Source extract section start
Inflammatory and fibrotic biomarkers in patients with atopic dermatitis treated with cendakimab

Background
Cendakimab is a recombinant, humanized, high-affinity, neutralizing monoclonal antibody that targets interleukin (IL)-13, a cytokine implicated in the pathogenesis of atopic dermatitis (AD).
Objective
To evaluate the pharmacodynamic effects of IL-13 inhibition by cendakimab on key serum inflammatory and fibrotic biomarkers in patients with AD.
Methods
In the phase 2 (NCT04800315), multicenter, global, randomized, double-blind, placebo-controlled, parallel-group trial, adults with moderate to severe AD received cendakimab 360 mg subcutaneously (SC) every 2 weeks (Q2W), 720 mg SC Q2W, 720 mg SC weekly, or placebo for 16 weeks. Blood samples were collected, and a panel of biomarkers were assessed in serum predose on day 1 (baseline), weeks 1 and 2, and biweekly until week 16. The study analyzed eotaxin-3 using MSD assay (V-PLEX Plus Human Eotaxin-3 Kit), periostin using ELISA assay (R&D Systems DuoSet ELISA, DY3548B, and DY008), and other biomarkers, including IL-18, matrix metalloproteinase-12, thymus and activation-regulated chemokine (TARC)/chemokine C-C motif ligand 17 (CCL17), CCL18, and CCL27 using Olink Target 96 panels. Least squares mean percentage change from baseline was evaluated for each group through week 16.
Results
For all 3 doses of cendakimab, there was a significant decrease from baseline in the levels of most inflammatory and fibrotic biomarkers as early as weeks 1-4 after treatment and continued through week 16 of cendakimab treatment. Compared with placebo, cendakimab resulted in significantly greater reductions in these biomarker levels through week 16.
Conclusion
Cendakimab decreased levels of key inflammatory and fibrotic biomarkers over 16 weeks of treatment in patients with moderate-to-severe AD.
Source extract section end
= Required work =
Can you update the cendakimab abstract from "Inflammatory and fibrotic biomarkers in patients with atopic" to "atopic dermatitis (AD).", replacing "neutralizing" with "blocking"?
Data provided section start
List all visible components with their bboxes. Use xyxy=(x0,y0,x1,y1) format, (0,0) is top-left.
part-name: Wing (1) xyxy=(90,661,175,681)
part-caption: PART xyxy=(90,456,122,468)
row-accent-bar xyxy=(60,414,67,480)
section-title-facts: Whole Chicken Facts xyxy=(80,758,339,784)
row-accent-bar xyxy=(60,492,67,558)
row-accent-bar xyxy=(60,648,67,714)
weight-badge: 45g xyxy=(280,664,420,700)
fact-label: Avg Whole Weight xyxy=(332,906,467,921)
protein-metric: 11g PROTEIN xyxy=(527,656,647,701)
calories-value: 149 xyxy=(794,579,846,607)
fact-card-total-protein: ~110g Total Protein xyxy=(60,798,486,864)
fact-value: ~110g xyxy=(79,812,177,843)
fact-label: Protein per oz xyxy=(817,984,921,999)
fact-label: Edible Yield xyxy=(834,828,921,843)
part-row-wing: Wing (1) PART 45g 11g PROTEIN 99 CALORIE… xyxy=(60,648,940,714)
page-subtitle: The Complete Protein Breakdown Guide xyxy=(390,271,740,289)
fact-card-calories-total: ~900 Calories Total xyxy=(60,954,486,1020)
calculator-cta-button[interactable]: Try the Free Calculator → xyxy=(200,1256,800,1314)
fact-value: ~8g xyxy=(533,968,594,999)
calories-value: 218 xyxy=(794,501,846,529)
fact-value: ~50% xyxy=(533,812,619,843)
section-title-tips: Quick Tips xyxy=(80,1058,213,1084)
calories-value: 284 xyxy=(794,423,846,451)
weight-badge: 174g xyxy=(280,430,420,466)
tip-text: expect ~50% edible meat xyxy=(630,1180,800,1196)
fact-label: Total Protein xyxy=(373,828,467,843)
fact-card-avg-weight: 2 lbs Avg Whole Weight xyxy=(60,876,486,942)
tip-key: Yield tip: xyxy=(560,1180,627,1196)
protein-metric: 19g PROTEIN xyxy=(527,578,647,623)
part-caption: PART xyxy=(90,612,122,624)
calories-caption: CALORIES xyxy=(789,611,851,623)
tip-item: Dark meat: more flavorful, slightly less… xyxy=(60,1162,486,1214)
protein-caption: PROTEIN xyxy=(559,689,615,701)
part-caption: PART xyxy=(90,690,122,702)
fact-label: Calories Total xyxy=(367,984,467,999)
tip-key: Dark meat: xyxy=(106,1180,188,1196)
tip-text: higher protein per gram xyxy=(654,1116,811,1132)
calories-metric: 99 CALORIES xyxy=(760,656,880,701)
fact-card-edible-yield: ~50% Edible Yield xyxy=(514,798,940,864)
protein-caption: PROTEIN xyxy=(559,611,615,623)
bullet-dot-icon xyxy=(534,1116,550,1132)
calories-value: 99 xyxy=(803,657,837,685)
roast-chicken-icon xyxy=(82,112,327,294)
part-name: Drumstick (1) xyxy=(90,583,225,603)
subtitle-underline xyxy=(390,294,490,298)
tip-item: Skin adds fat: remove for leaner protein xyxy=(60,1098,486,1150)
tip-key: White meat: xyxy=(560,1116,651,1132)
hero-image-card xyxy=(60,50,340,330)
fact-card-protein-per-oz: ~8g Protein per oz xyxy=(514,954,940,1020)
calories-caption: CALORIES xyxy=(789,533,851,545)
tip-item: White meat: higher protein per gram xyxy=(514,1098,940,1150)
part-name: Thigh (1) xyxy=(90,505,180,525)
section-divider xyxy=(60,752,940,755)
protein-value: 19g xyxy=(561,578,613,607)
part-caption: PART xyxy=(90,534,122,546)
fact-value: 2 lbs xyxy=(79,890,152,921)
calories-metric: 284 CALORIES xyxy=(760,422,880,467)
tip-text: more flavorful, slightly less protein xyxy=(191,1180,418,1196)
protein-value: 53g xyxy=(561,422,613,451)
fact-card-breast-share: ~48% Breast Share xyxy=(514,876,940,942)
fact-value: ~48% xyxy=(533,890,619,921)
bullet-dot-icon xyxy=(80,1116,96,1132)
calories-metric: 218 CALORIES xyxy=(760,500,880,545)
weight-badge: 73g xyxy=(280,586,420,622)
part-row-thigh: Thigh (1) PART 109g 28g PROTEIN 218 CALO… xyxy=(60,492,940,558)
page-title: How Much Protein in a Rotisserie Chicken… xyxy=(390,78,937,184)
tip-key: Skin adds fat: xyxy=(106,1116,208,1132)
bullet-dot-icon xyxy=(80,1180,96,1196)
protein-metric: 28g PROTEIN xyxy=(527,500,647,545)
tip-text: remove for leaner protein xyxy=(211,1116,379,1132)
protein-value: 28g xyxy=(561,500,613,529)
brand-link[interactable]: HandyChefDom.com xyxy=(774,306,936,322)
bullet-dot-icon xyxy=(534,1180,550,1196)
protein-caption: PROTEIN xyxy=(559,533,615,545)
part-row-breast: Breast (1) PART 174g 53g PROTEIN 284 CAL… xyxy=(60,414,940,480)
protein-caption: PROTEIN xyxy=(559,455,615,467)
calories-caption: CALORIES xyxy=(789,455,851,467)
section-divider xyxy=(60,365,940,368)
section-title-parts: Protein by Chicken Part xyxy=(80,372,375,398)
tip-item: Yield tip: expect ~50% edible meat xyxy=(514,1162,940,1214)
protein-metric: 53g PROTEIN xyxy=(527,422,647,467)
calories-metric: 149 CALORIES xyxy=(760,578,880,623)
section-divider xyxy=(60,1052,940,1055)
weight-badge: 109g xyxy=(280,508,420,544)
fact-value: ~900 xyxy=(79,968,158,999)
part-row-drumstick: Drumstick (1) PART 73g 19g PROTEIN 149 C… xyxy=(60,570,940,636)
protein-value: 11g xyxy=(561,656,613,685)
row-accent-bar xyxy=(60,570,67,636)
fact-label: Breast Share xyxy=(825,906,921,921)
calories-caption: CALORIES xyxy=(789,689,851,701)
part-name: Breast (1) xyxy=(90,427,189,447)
Data provided section end
= Solution for this exercise =
Inflammatory and fibrotic biomarkers in patients with atopic dermatitis treated with cendakimab

Background
Cendakimab is a recombinant, humanized, high-affinity, blocking monoclonal antibody that targets interleukin (IL)-13, a cytokine implicated in the pathogenesis of atopic dermatitis (AD).